◆ Task goal: Write out the entries verbatim and leave the images out of the copy.

◆ Data extract:
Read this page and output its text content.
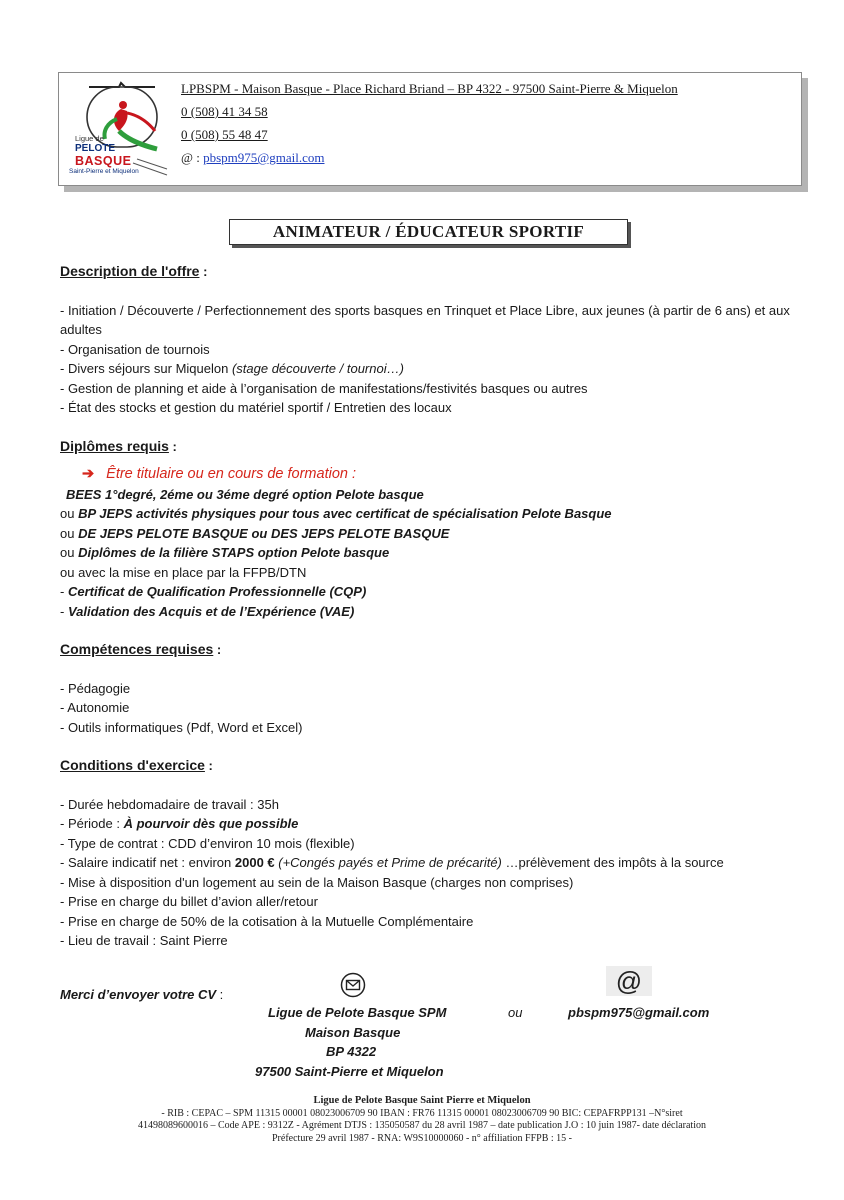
Ligue de
PELOTE
BASQUE
Saint-Pierre et Miquelon
LPBSPM - Maison Basque - Place Richard Briand – BP 4322 - 97500 Saint-Pierre & Miquelon
0 (508) 41 34 58
0 (508) 55 48 47
@ : pbspm975@gmail.com
ANIMATEUR / ÉDUCATEUR SPORTIF
Description de l'offre :
- Initiation / Découverte / Perfectionnement des sports basques en Trinquet et Place Libre, aux jeunes (à partir de 6 ans) et aux adultes
- Organisation de tournois
- Divers séjours sur Miquelon (stage découverte / tournoi…)
- Gestion de planning et aide à l’organisation de manifestations/festivités basques ou autres
- État des stocks et gestion du matériel sportif / Entretien des locaux
Diplômes requis :
➔ Être titulaire ou en cours de formation :
BEES 1°degré, 2éme ou 3éme degré option Pelote basque
ou BP JEPS activités physiques pour tous avec certificat de spécialisation Pelote Basque
ou DE JEPS PELOTE BASQUE ou DES JEPS PELOTE BASQUE
ou Diplômes de la filière STAPS option Pelote basque
ou avec la mise en place par la FFPB/DTN
- Certificat de Qualification Professionnelle (CQP)
- Validation des Acquis et de l’Expérience (VAE)
Compétences requises :
- Pédagogie
- Autonomie
- Outils informatiques (Pdf, Word et Excel)
Conditions d'exercice :
- Durée hebdomadaire de travail : 35h
- Période : À pourvoir dès que possible
- Type de contrat : CDD d’environ 10 mois (flexible)
- Salaire indicatif net : environ 2000 € (+Congés payés et Prime de précarité) …prélèvement des impôts à la source
- Mise à disposition d'un logement au sein de la Maison Basque (charges non comprises)
- Prise en charge du billet d’avion aller/retour
- Prise en charge de 50% de la cotisation à la Mutuelle Complémentaire
- Lieu de travail : Saint Pierre
Merci d’envoyer votre CV :	@
Ligue de Pelote Basque SPM
Maison Basque
BP 4322
97500 Saint-Pierre et Miquelon
ou	pbspm975@gmail.com
Ligue de Pelote Basque Saint Pierre et Miquelon
- RIB : CEPAC – SPM 11315 00001 08023006709 90 IBAN : FR76 11315 00001 08023006709 90 BIC: CEPAFRPP131 –N°siret
41498089600016 – Code APE : 9312Z - Agrément DTJS : 135050587 du 28 avril 1987 – date publication J.O : 10 juin 1987- date déclaration
Préfecture 29 avril 1987 - RNA: W9S10000060 - n° affiliation FFPB : 15 -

◆ Response:
Read this page and output its text content.
Ligue de
PELOTE
BASQUE
Saint-Pierre et Miquelon
LPBSPM - Maison Basque - Place Richard Briand – BP 4322 - 97500 Saint-Pierre & Miquelon
0 (508) 41 34 58
0 (508) 55 48 47
@ : pbspm975@gmail.com
ANIMATEUR / ÉDUCATEUR SPORTIF
Description de l'offre :
- Initiation / Découverte / Perfectionnement des sports basques en Trinquet et Place Libre, aux jeunes (à partir de 6 ans) et aux adultes
- Organisation de tournois
- Divers séjours sur Miquelon (stage découverte / tournoi…)
- Gestion de planning et aide à l’organisation de manifestations/festivités basques ou autres
- État des stocks et gestion du matériel sportif / Entretien des locaux
Diplômes requis :
➔ Être titulaire ou en cours de formation :
BEES 1°degré, 2éme ou 3éme degré option Pelote basque
ou BP JEPS activités physiques pour tous avec certificat de spécialisation Pelote Basque
ou DE JEPS PELOTE BASQUE ou DES JEPS PELOTE BASQUE
ou Diplômes de la filière STAPS option Pelote basque
ou avec la mise en place par la FFPB/DTN
- Certificat de Qualification Professionnelle (CQP)
- Validation des Acquis et de l’Expérience (VAE)
Compétences requises :
- Pédagogie
- Autonomie
- Outils informatiques (Pdf, Word et Excel)
Conditions d'exercice :
- Durée hebdomadaire de travail : 35h
- Période : À pourvoir dès que possible
- Type de contrat : CDD d’environ 10 mois (flexible)
- Salaire indicatif net : environ 2000 € (+Congés payés et Prime de précarité) …prélèvement des impôts à la source
- Mise à disposition d'un logement au sein de la Maison Basque (charges non comprises)
- Prise en charge du billet d’avion aller/retour
- Prise en charge de 50% de la cotisation à la Mutuelle Complémentaire
- Lieu de travail : Saint Pierre
Merci d’envoyer votre CV :	@
Ligue de Pelote Basque SPM
Maison Basque
BP 4322
97500 Saint-Pierre et Miquelon
ou	pbspm975@gmail.com
Ligue de Pelote Basque Saint Pierre et Miquelon
- RIB : CEPAC – SPM 11315 00001 08023006709 90 IBAN : FR76 11315 00001 08023006709 90 BIC: CEPAFRPP131 –N°siret
41498089600016 – Code APE : 9312Z - Agrément DTJS : 135050587 du 28 avril 1987 – date publication J.O : 10 juin 1987- date déclaration
Préfecture 29 avril 1987 - RNA: W9S10000060 - n° affiliation FFPB : 15 -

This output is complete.